What is required: Retype the whole listing verbatim and keep the pictures out of it.

********

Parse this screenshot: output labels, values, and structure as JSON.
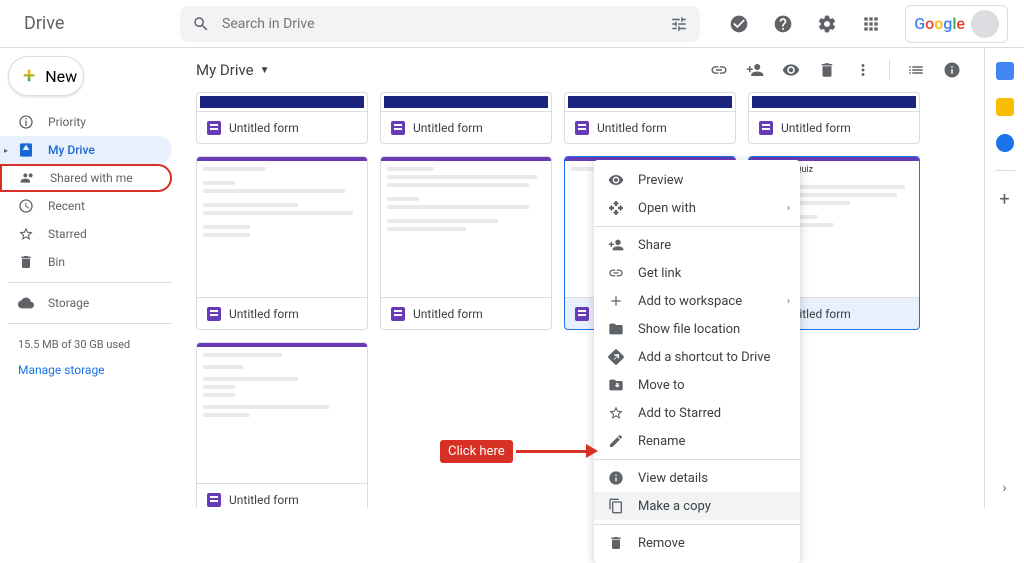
{
  "header": {
    "app_name": "Drive",
    "search_placeholder": "Search in Drive"
  },
  "sidebar": {
    "new_label": "New",
    "items": [
      {
        "label": "Priority",
        "icon": "priority"
      },
      {
        "label": "My Drive",
        "icon": "drive",
        "active": true
      },
      {
        "label": "Shared with me",
        "icon": "shared",
        "highlighted": true
      },
      {
        "label": "Recent",
        "icon": "recent"
      },
      {
        "label": "Starred",
        "icon": "star"
      },
      {
        "label": "Bin",
        "icon": "trash"
      },
      {
        "label": "Storage",
        "icon": "storage"
      }
    ],
    "storage_used": "15.5 MB of 30 GB used",
    "manage_storage": "Manage storage"
  },
  "breadcrumb": {
    "label": "My Drive"
  },
  "files": [
    {
      "name": "Untitled form",
      "preview": "dark"
    },
    {
      "name": "Untitled form",
      "preview": "dark"
    },
    {
      "name": "Untitled form",
      "preview": "dark"
    },
    {
      "name": "Untitled form",
      "preview": "dark"
    },
    {
      "name": "Untitled form",
      "preview": "lines"
    },
    {
      "name": "Untitled form",
      "preview": "lines"
    },
    {
      "name": "Untitled form",
      "preview": "lines",
      "selected": true
    },
    {
      "name": "Untitled form",
      "preview": "wellness",
      "title": "Wellness Quiz",
      "selected": true
    },
    {
      "name": "Untitled form",
      "preview": "lines"
    }
  ],
  "context_menu": {
    "items": [
      {
        "label": "Preview",
        "icon": "eye"
      },
      {
        "label": "Open with",
        "icon": "open",
        "submenu": true
      },
      {
        "divider": true
      },
      {
        "label": "Share",
        "icon": "share"
      },
      {
        "label": "Get link",
        "icon": "link"
      },
      {
        "label": "Add to workspace",
        "icon": "add",
        "submenu": true
      },
      {
        "label": "Show file location",
        "icon": "folder"
      },
      {
        "label": "Add a shortcut to Drive",
        "icon": "shortcut"
      },
      {
        "label": "Move to",
        "icon": "move"
      },
      {
        "label": "Add to Starred",
        "icon": "star"
      },
      {
        "label": "Rename",
        "icon": "rename"
      },
      {
        "divider": true
      },
      {
        "label": "View details",
        "icon": "info"
      },
      {
        "label": "Make a copy",
        "icon": "copy",
        "hovered": true
      },
      {
        "divider": true
      },
      {
        "label": "Remove",
        "icon": "trash"
      }
    ]
  },
  "callout": {
    "text": "Click here"
  },
  "google_logo": "Google"
}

********

Answer below:
Parse this screenshot: output labels, values, and structure as JSON.
{
  "header": {
    "app_name": "Drive",
    "search_placeholder": "Search in Drive"
  },
  "sidebar": {
    "new_label": "New",
    "items": [
      {
        "label": "Priority",
        "icon": "priority"
      },
      {
        "label": "My Drive",
        "icon": "drive",
        "active": true
      },
      {
        "label": "Shared with me",
        "icon": "shared",
        "highlighted": true
      },
      {
        "label": "Recent",
        "icon": "recent"
      },
      {
        "label": "Starred",
        "icon": "star"
      },
      {
        "label": "Bin",
        "icon": "trash"
      },
      {
        "label": "Storage",
        "icon": "storage"
      }
    ],
    "storage_used": "15.5 MB of 30 GB used",
    "manage_storage": "Manage storage"
  },
  "breadcrumb": {
    "label": "My Drive"
  },
  "files": [
    {
      "name": "Untitled form",
      "preview": "dark"
    },
    {
      "name": "Untitled form",
      "preview": "dark"
    },
    {
      "name": "Untitled form",
      "preview": "dark"
    },
    {
      "name": "Untitled form",
      "preview": "dark"
    },
    {
      "name": "Untitled form",
      "preview": "lines"
    },
    {
      "name": "Untitled form",
      "preview": "lines"
    },
    {
      "name": "Untitled form",
      "preview": "lines",
      "selected": true
    },
    {
      "name": "Untitled form",
      "preview": "wellness",
      "title": "Wellness Quiz",
      "selected": true
    },
    {
      "name": "Untitled form",
      "preview": "lines"
    }
  ],
  "context_menu": {
    "items": [
      {
        "label": "Preview",
        "icon": "eye"
      },
      {
        "label": "Open with",
        "icon": "open",
        "submenu": true
      },
      {
        "divider": true
      },
      {
        "label": "Share",
        "icon": "share"
      },
      {
        "label": "Get link",
        "icon": "link"
      },
      {
        "label": "Add to workspace",
        "icon": "add",
        "submenu": true
      },
      {
        "label": "Show file location",
        "icon": "folder"
      },
      {
        "label": "Add a shortcut to Drive",
        "icon": "shortcut"
      },
      {
        "label": "Move to",
        "icon": "move"
      },
      {
        "label": "Add to Starred",
        "icon": "star"
      },
      {
        "label": "Rename",
        "icon": "rename"
      },
      {
        "divider": true
      },
      {
        "label": "View details",
        "icon": "info"
      },
      {
        "label": "Make a copy",
        "icon": "copy",
        "hovered": true
      },
      {
        "divider": true
      },
      {
        "label": "Remove",
        "icon": "trash"
      }
    ]
  },
  "callout": {
    "text": "Click here"
  },
  "google_logo": "Google"
}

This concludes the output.